:: EXERCISE DETAILS ::
Search the listing below for the string "Builder" and show each line that contains it.

:: SUPPLIED MATERIAL ::

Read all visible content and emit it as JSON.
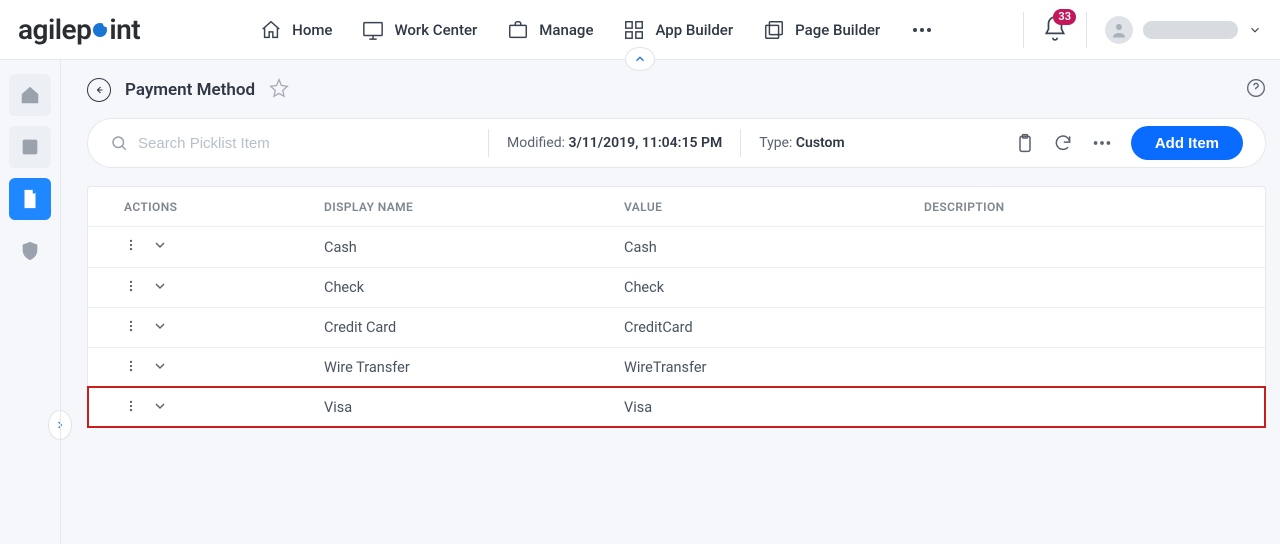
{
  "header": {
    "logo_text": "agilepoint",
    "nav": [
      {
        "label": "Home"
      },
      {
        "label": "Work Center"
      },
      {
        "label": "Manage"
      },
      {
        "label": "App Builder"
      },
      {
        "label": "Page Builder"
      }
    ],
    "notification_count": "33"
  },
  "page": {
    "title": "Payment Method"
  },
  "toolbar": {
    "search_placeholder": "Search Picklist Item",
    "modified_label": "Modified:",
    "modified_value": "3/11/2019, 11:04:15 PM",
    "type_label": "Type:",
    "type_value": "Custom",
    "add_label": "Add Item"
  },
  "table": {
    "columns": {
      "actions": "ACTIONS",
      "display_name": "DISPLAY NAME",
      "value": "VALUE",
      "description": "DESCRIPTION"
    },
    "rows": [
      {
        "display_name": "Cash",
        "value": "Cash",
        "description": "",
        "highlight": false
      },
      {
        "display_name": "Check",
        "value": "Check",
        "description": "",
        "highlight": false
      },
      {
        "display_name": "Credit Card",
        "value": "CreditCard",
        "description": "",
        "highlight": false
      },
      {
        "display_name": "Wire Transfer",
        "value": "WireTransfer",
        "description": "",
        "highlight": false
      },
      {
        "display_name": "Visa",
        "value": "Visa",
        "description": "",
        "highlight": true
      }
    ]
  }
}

:: FULL RESPONSE ::
        "label": "App Builder"
        "label": "Page Builder"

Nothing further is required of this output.